→ WHAT IS BEING ASKED:
Give the data below again exactly as it stands. Omit the pictures.

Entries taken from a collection
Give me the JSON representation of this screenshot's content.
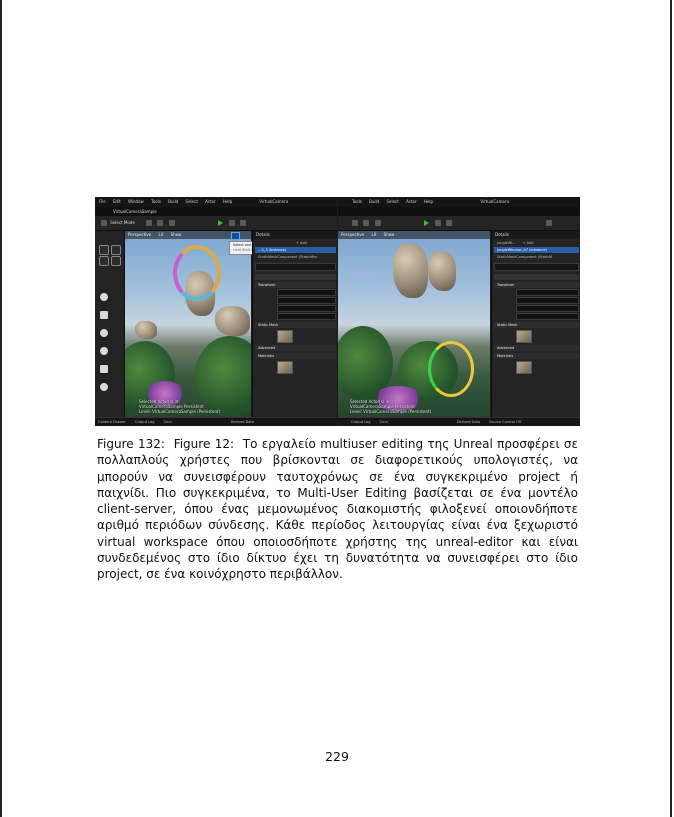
{
  "figure": {
    "left_window": {
      "menu": [
        "File",
        "Edit",
        "Window",
        "Tools",
        "Build",
        "Select",
        "Actor",
        "Help"
      ],
      "title": "VirtualCamera",
      "tab": "VirtualCameraSample",
      "select_mode": "Select Mode",
      "viewport_buttons": [
        "Perspective",
        "Lit",
        "Show"
      ],
      "tooltip_title": "Select and translate objects (W)",
      "tooltip_sub": "Hold Shift to snap...",
      "details_title": "Details",
      "add_label": "+ Add",
      "selected_item": "...3_3 (Instance)",
      "component_item": "StaticMeshComponent (StaticMes",
      "section_transform": "Transform",
      "section_static_mesh": "Static Mesh",
      "section_advanced": "Advanced",
      "section_materials": "Materials",
      "overlay_text": [
        "Selected Actor(s) in:",
        "VirtualCameraSample Persistent",
        "Level: VirtualCameraSample (Persistent)"
      ],
      "bottom_bar": [
        "Content Drawer",
        "Output Log",
        "Cmd",
        "Derived Data"
      ]
    },
    "right_window": {
      "menu": [
        "Tools",
        "Build",
        "Select",
        "Actor",
        "Help"
      ],
      "title": "VirtualCamera",
      "viewport_buttons": [
        "Perspective",
        "Lit",
        "Show"
      ],
      "viewport_label": "Computer A",
      "details_title": "Details",
      "actor_name": "JungleWi...",
      "add_label": "+ Add",
      "selected_item": "JungleWindow_A7 (Instance)",
      "component_item": "StaticMeshComponent (StaticM",
      "section_transform": "Transform",
      "section_static_mesh": "Static Mesh",
      "section_advanced": "Advanced",
      "section_materials": "Materials",
      "overlay_text": [
        "Selected Actor(s) in:",
        "VirtualCameraSample Persistent",
        "Level: VirtualCameraSample (Persistent)"
      ],
      "bottom_bar": [
        "Output Log",
        "Cmd",
        "Derived Data",
        "Source Control Off"
      ]
    }
  },
  "caption": {
    "label": "Figure 132:  Figure 12:  ",
    "text": "Το εργαλείο multiuser editing της Unreal προσφέρει σε πολλαπλούς χρήστες που βρίσκονται σε διαφορετικούς υπολογιστές, να μπορούν να συνεισφέρουν ταυτοχρόνως σε ένα συγκεκριμένο project ή παιχνίδι.  Πιο συγκεκριμένα, το Multi-User Editing βασίζεται σε ένα μοντέλο client-server, όπου ένας μεμονωμένος διακομιστής φιλοξενεί οποιονδήποτε αριθμό περιόδων σύνδεσης.  Κάθε περίοδος λειτουργίας είναι ένα ξεχωριστό virtual workspace όπου οποιοσδήποτε χρήστης της unreal-editor και είναι συνδεδεμένος στο ίδιο δίκτυο έχει τη δυνατότητα να συνεισφέρει στο ίδιο project, σε ένα κοινόχρηστο περιβάλλον."
  },
  "page_number": "229"
}
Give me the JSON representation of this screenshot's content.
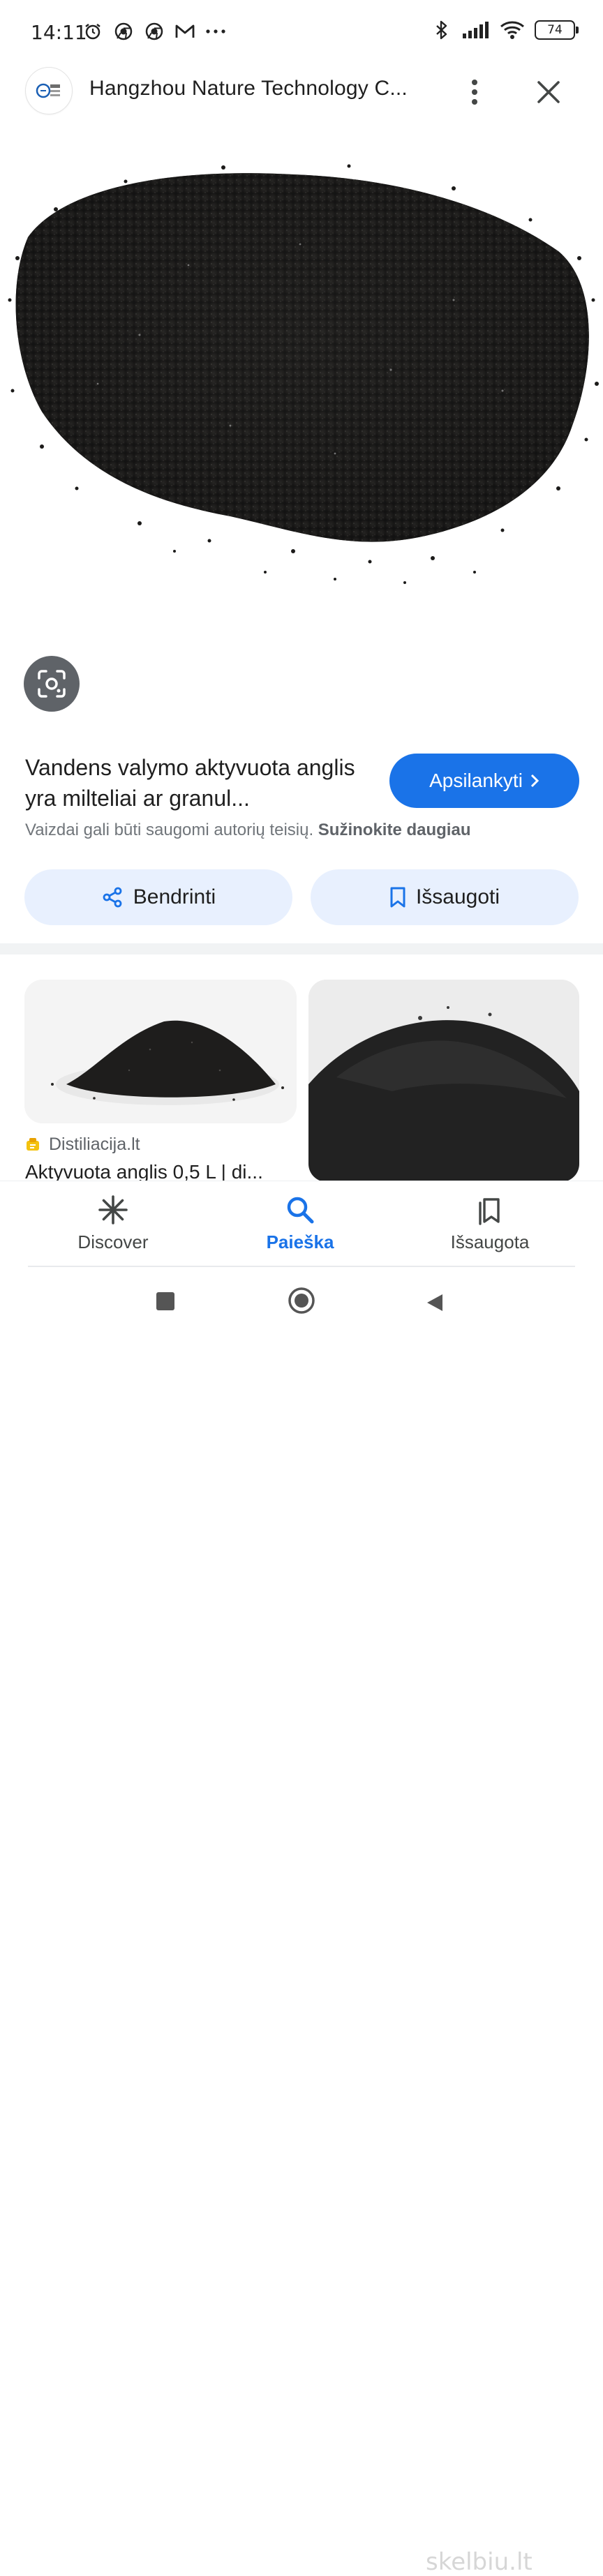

→ FINAL RESULT:
Give me the JSON representation of this screenshot's content.
{
  "figure": {
    "left_window": {
      "menu": [
        "File",
        "Edit",
        "Window",
        "Tools",
        "Build",
        "Select",
        "Actor",
        "Help"
      ],
      "title": "VirtualCamera",
      "tab": "VirtualCameraSample",
      "select_mode": "Select Mode",
      "viewport_buttons": [
        "Perspective",
        "Lit",
        "Show"
      ],
      "tooltip_title": "Select and translate objects (W)",
      "tooltip_sub": "Hold Shift to snap...",
      "details_title": "Details",
      "add_label": "+ Add",
      "selected_item": "...3_3 (Instance)",
      "component_item": "StaticMeshComponent (StaticMes",
      "section_transform": "Transform",
      "section_static_mesh": "Static Mesh",
      "section_advanced": "Advanced",
      "section_materials": "Materials",
      "overlay_text": [
        "Selected Actor(s) in:",
        "VirtualCameraSample Persistent",
        "Level: VirtualCameraSample (Persistent)"
      ],
      "bottom_bar": [
        "Content Drawer",
        "Output Log",
        "Cmd",
        "Derived Data"
      ]
    },
    "right_window": {
      "menu": [
        "Tools",
        "Build",
        "Select",
        "Actor",
        "Help"
      ],
      "title": "VirtualCamera",
      "viewport_buttons": [
        "Perspective",
        "Lit",
        "Show"
      ],
      "viewport_label": "Computer A",
      "details_title": "Details",
      "actor_name": "JungleWi...",
      "add_label": "+ Add",
      "selected_item": "JungleWindow_A7 (Instance)",
      "component_item": "StaticMeshComponent (StaticM",
      "section_transform": "Transform",
      "section_static_mesh": "Static Mesh",
      "section_advanced": "Advanced",
      "section_materials": "Materials",
      "overlay_text": [
        "Selected Actor(s) in:",
        "VirtualCameraSample Persistent",
        "Level: VirtualCameraSample (Persistent)"
      ],
      "bottom_bar": [
        "Output Log",
        "Cmd",
        "Derived Data",
        "Source Control Off"
      ]
    }
  },
  "caption": {
    "label": "Figure 132:  Figure 12:  ",
    "text": "Το εργαλείο multiuser editing της Unreal προσφέρει σε πολλαπλούς χρήστες που βρίσκονται σε διαφορετικούς υπολογιστές, να μπορούν να συνεισφέρουν ταυτοχρόνως σε ένα συγκεκριμένο project ή παιχνίδι.  Πιο συγκεκριμένα, το Multi-User Editing βασίζεται σε ένα μοντέλο client-server, όπου ένας μεμονωμένος διακομιστής φιλοξενεί οποιονδήποτε αριθμό περιόδων σύνδεσης.  Κάθε περίοδος λειτουργίας είναι ένα ξεχωριστό virtual workspace όπου οποιοσδήποτε χρήστης της unreal-editor και είναι συνδεδεμένος στο ίδιο δίκτυο έχει τη δυνατότητα να συνεισφέρει στο ίδιο project, σε ένα κοινόχρηστο περιβάλλον."
  },
  "page_number": "229"
}
Give me the JSON representation of this screenshot's content.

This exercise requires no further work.